[Start GIVEN RECORDS]

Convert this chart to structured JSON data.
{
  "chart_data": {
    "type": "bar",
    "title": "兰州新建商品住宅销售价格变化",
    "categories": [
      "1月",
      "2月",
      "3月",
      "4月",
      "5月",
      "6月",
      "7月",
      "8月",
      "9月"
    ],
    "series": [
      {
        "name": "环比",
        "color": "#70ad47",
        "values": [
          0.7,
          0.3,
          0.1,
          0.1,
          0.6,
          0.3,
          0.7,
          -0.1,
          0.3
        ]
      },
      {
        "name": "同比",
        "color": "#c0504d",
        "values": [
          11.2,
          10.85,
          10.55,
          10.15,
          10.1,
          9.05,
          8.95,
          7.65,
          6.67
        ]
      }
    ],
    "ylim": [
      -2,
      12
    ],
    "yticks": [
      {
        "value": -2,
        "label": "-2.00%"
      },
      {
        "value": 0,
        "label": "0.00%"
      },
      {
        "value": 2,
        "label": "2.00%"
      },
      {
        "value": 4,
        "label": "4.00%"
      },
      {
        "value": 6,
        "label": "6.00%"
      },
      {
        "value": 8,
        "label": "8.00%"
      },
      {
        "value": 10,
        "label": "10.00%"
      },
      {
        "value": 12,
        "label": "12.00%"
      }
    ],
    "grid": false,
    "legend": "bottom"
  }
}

[End GIVEN RECORDS]

TASK INSTRUCTIONS - Filter the records, keeping only lines that contain "label", and show those lines.

FULL ANSWER -
        "label": "-2.00%"
        "label": "0.00%"
        "label": "2.00%"
        "label": "4.00%"
        "label": "6.00%"
        "label": "8.00%"
        "label": "10.00%"
        "label": "12.00%"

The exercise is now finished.